* BEGIN *

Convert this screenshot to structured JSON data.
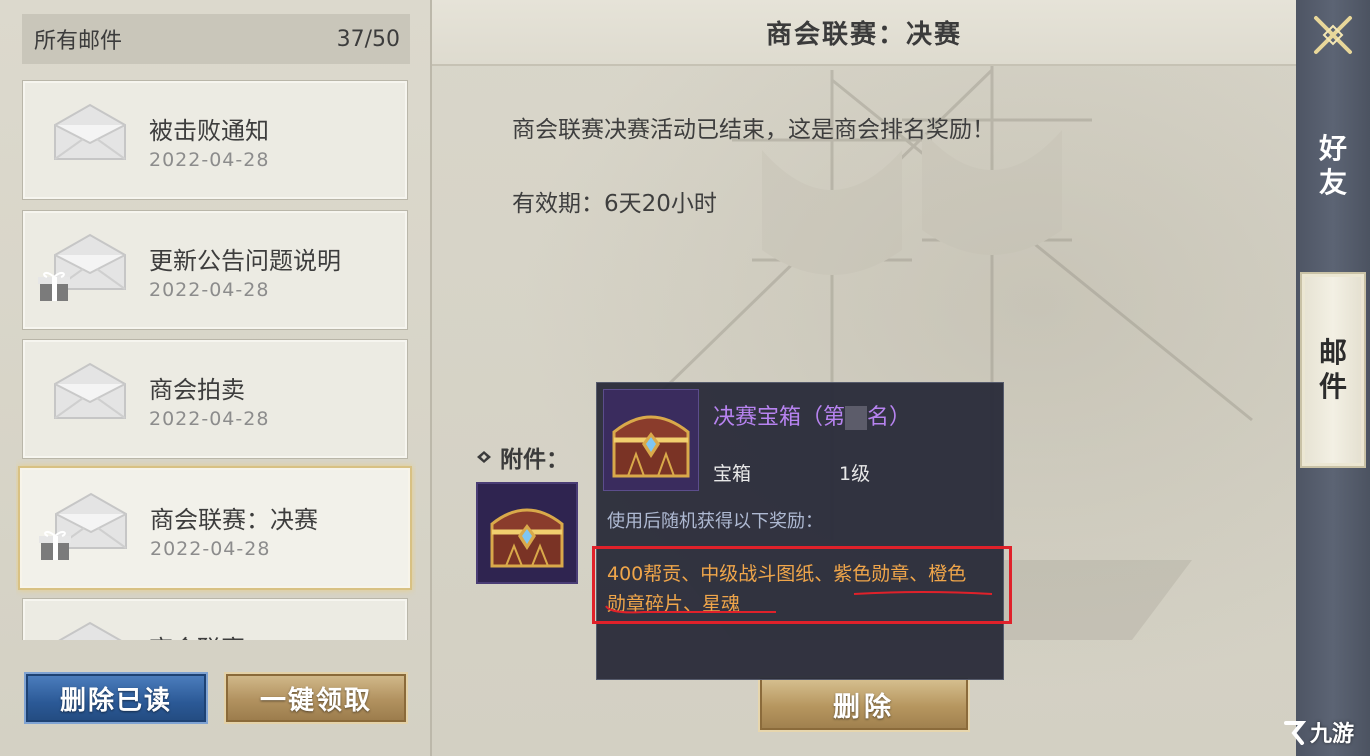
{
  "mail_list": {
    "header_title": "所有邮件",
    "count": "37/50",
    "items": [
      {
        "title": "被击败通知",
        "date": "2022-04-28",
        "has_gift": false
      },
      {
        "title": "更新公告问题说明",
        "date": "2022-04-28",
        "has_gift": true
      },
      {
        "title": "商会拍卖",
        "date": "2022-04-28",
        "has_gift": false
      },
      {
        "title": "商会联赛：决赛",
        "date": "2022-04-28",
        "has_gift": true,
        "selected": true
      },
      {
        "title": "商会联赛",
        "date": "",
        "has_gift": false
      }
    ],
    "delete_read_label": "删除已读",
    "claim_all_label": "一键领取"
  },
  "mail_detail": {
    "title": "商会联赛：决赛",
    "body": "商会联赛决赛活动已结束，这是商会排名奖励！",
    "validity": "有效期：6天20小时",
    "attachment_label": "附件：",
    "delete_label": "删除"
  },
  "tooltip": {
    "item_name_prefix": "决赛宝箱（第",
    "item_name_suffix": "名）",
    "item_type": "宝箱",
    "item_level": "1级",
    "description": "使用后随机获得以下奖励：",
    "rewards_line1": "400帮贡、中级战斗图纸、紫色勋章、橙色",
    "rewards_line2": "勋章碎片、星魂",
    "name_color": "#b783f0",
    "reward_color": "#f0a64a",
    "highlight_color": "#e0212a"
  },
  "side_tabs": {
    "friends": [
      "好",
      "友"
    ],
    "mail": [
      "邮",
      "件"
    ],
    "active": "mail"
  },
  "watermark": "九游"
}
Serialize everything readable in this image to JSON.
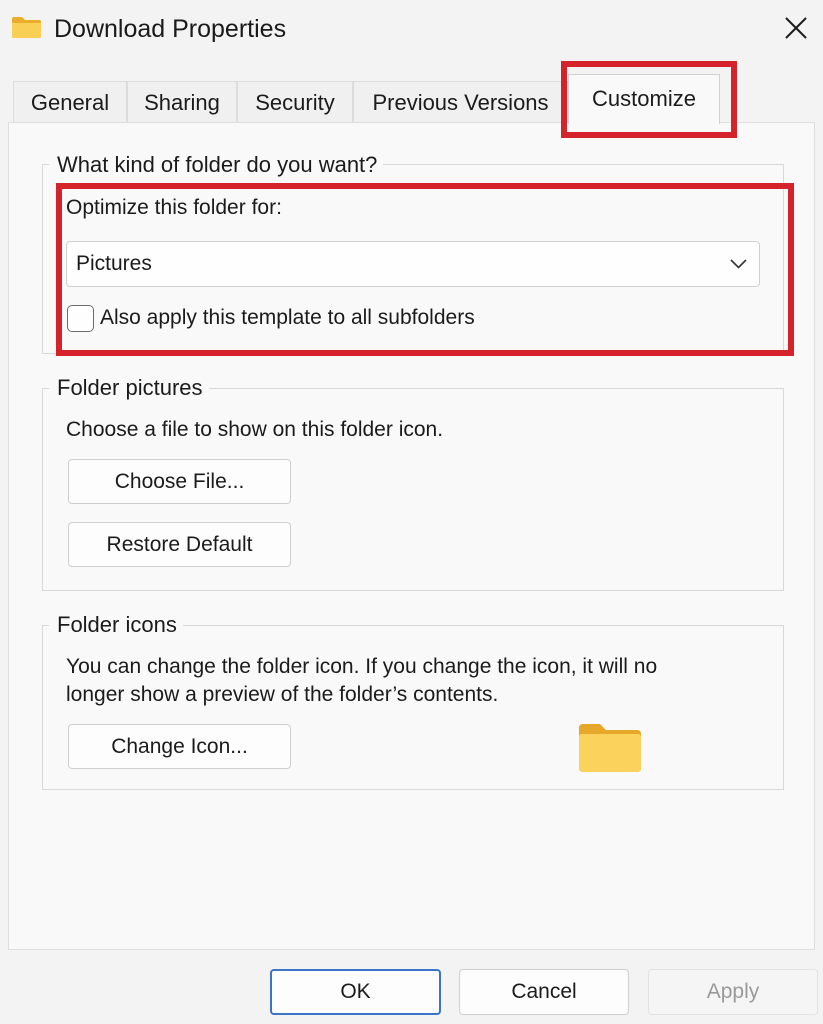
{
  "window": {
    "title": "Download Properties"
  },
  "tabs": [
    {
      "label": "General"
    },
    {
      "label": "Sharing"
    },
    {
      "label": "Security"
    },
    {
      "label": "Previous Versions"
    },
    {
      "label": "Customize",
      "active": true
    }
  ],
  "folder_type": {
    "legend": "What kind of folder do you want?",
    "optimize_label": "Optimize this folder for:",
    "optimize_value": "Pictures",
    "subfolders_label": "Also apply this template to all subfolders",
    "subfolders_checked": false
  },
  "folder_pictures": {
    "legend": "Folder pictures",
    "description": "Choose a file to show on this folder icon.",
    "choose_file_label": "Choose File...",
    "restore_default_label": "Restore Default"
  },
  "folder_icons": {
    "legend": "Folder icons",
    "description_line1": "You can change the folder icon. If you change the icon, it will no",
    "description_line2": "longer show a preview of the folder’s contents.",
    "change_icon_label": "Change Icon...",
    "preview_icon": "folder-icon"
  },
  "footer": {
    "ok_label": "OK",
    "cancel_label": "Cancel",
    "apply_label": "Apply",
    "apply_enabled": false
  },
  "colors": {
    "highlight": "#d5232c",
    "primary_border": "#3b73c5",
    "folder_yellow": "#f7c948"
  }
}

* END *
* BEGIN *

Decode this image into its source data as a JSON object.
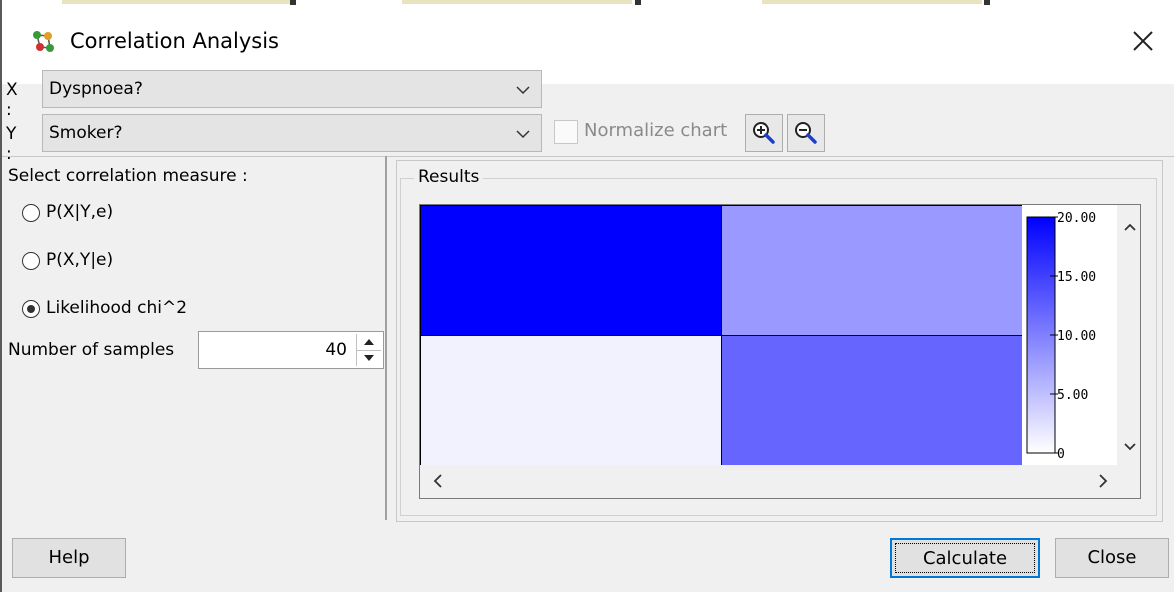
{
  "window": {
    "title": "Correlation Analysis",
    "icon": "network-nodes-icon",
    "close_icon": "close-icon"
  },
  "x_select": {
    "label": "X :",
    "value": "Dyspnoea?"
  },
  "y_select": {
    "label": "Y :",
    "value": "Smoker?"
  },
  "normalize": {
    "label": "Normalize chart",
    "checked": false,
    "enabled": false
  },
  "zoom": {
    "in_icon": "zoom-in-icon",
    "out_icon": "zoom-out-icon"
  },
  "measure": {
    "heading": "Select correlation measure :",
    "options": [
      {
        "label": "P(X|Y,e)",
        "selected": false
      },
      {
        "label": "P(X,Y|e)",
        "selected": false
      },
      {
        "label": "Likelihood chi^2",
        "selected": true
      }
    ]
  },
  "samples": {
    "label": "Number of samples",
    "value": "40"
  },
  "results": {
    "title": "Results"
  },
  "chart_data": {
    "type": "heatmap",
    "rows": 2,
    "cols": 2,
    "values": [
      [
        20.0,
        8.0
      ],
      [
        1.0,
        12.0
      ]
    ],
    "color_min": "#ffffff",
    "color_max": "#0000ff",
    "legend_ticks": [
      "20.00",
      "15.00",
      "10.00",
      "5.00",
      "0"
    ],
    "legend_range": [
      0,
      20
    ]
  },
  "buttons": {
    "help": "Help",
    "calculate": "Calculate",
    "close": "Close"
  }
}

* END *

WHAT YOU ARE ASKED TO DO — Search the data for the string "true". List each line that has it.

TASK OUTPUT —
        "has_gift": true
        "has_gift": true,
        "selected": true
      "active": true
        "selected": true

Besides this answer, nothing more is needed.